═════ Records ═════

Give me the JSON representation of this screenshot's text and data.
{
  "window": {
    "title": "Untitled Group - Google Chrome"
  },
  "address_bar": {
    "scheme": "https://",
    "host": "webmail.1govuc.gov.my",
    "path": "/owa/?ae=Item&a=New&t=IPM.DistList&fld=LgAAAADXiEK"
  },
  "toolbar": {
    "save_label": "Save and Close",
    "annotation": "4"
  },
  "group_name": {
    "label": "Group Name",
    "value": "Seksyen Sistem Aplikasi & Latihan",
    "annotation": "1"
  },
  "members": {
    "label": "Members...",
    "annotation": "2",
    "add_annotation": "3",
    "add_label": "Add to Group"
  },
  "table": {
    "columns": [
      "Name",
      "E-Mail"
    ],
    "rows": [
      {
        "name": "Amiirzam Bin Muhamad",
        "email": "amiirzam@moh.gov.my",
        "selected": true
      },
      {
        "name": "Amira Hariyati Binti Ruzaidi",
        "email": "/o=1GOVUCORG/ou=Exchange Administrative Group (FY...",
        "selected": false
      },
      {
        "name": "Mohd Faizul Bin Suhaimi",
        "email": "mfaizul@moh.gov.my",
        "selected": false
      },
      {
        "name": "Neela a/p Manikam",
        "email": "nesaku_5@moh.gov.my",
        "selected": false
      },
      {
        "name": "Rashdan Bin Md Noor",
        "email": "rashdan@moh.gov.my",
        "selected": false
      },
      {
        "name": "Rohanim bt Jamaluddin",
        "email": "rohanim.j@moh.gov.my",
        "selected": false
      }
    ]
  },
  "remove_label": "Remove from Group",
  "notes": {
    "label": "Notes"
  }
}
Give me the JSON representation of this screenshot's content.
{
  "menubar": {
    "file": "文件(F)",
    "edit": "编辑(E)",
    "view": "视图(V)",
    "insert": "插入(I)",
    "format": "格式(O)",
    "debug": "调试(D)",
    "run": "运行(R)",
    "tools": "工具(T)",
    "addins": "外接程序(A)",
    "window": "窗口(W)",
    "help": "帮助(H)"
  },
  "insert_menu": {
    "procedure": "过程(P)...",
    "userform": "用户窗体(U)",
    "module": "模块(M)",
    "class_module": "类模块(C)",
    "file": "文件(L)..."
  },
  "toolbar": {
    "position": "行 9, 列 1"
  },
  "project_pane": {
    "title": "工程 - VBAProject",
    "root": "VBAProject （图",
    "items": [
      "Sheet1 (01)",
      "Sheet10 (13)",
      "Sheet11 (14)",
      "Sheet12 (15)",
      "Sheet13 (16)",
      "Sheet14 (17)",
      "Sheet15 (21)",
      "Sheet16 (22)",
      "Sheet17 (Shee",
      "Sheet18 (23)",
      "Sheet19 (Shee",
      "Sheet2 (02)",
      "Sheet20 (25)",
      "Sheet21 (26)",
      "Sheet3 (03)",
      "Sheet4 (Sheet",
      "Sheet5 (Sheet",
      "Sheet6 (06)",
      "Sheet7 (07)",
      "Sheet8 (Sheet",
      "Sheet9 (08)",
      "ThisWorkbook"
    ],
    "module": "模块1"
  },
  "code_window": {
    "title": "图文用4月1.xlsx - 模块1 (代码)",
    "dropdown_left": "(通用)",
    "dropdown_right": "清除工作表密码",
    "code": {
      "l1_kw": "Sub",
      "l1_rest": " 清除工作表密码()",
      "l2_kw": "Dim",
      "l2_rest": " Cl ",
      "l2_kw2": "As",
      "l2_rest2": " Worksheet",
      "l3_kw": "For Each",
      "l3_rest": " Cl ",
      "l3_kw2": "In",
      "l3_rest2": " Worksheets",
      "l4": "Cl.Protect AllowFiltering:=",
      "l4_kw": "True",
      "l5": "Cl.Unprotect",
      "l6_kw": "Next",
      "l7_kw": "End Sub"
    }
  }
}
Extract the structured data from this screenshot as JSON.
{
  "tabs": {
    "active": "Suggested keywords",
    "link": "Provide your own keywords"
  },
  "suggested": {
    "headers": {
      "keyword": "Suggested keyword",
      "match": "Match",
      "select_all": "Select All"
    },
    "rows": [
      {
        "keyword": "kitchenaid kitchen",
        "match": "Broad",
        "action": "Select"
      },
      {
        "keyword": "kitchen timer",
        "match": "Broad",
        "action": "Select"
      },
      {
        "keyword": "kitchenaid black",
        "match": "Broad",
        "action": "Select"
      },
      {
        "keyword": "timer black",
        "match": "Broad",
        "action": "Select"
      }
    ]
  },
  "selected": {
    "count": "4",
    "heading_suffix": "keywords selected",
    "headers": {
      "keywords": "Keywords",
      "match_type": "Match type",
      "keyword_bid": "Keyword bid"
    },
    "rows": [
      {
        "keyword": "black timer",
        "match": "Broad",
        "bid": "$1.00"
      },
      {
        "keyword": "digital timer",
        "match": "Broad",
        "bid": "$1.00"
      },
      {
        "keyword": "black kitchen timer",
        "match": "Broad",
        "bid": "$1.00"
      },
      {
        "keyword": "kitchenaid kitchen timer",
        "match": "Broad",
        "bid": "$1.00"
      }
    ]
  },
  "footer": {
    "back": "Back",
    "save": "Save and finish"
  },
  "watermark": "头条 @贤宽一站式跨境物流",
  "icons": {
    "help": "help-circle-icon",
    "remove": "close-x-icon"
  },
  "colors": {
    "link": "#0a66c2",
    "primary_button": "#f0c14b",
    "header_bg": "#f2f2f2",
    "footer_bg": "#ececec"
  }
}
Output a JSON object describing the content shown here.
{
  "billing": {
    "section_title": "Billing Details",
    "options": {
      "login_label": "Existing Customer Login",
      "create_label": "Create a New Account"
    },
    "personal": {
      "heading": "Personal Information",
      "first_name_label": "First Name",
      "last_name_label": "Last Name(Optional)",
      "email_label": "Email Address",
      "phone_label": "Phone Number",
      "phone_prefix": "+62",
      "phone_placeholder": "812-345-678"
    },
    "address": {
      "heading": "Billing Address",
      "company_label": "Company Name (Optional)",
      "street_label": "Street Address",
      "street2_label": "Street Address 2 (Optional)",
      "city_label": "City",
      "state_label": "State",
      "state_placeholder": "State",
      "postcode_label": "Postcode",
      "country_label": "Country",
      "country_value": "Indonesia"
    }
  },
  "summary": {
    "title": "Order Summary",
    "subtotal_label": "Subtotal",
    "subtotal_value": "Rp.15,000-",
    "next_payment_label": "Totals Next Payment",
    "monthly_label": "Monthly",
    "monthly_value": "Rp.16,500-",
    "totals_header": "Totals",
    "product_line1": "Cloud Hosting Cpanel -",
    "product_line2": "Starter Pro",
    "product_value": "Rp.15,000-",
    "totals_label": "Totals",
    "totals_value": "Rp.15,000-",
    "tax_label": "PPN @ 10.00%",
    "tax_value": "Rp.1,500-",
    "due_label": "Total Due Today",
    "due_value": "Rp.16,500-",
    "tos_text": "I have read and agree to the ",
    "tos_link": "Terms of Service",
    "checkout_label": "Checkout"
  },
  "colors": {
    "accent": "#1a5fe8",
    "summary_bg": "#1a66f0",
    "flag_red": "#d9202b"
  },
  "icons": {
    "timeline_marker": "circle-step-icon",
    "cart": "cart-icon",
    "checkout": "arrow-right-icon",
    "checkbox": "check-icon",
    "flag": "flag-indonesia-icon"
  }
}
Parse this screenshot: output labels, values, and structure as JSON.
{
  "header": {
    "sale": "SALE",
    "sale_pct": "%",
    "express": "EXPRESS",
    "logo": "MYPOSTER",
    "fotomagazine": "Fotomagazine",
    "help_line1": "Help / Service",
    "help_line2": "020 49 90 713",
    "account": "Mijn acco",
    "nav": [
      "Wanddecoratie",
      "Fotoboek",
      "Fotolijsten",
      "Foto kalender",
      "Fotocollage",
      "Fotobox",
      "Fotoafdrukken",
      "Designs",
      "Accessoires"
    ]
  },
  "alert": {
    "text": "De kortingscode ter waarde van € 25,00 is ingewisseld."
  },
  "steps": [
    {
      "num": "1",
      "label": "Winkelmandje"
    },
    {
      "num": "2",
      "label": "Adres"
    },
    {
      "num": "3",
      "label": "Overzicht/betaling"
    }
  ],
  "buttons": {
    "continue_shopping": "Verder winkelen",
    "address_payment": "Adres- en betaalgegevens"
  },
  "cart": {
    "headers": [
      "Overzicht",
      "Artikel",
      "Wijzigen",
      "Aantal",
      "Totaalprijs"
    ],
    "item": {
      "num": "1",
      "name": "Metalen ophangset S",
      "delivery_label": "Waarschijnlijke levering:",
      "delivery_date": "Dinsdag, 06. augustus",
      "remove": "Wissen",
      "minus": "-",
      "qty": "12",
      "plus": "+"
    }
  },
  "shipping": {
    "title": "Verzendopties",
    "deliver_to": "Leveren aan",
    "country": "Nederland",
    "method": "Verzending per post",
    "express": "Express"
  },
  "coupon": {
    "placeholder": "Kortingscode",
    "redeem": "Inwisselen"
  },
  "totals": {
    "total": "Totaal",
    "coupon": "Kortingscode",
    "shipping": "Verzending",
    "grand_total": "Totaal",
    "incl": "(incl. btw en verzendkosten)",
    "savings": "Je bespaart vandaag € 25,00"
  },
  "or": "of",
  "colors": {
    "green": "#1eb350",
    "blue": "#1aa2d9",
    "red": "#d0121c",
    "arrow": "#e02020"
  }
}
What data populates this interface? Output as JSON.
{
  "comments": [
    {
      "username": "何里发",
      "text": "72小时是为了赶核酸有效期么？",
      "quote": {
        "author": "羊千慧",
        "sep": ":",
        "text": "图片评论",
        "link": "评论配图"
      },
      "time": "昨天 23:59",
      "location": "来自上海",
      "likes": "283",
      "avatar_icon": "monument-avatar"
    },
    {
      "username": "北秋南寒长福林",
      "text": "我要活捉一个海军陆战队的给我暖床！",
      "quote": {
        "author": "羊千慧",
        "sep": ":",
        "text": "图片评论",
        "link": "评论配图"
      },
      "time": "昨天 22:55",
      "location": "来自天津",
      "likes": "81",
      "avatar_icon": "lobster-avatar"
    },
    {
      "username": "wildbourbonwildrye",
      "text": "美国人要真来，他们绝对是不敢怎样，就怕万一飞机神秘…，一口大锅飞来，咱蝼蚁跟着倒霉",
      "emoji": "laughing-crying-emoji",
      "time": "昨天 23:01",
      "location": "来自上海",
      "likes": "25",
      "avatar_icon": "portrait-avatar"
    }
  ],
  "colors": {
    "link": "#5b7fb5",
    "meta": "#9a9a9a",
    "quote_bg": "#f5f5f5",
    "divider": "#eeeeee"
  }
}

═════

◆ Instructions to follow: Retype exactly the lines from the one containing "What data populates" through the last line of the records above, including both.

◆ Completed exercise:
What data populates this interface? Output as JSON.
{
  "comments": [
    {
      "username": "何里发",
      "text": "72小时是为了赶核酸有效期么？",
      "quote": {
        "author": "羊千慧",
        "sep": ":",
        "text": "图片评论",
        "link": "评论配图"
      },
      "time": "昨天 23:59",
      "location": "来自上海",
      "likes": "283",
      "avatar_icon": "monument-avatar"
    },
    {
      "username": "北秋南寒长福林",
      "text": "我要活捉一个海军陆战队的给我暖床！",
      "quote": {
        "author": "羊千慧",
        "sep": ":",
        "text": "图片评论",
        "link": "评论配图"
      },
      "time": "昨天 22:55",
      "location": "来自天津",
      "likes": "81",
      "avatar_icon": "lobster-avatar"
    },
    {
      "username": "wildbourbonwildrye",
      "text": "美国人要真来，他们绝对是不敢怎样，就怕万一飞机神秘…，一口大锅飞来，咱蝼蚁跟着倒霉",
      "emoji": "laughing-crying-emoji",
      "time": "昨天 23:01",
      "location": "来自上海",
      "likes": "25",
      "avatar_icon": "portrait-avatar"
    }
  ],
  "colors": {
    "link": "#5b7fb5",
    "meta": "#9a9a9a",
    "quote_bg": "#f5f5f5",
    "divider": "#eeeeee"
  }
}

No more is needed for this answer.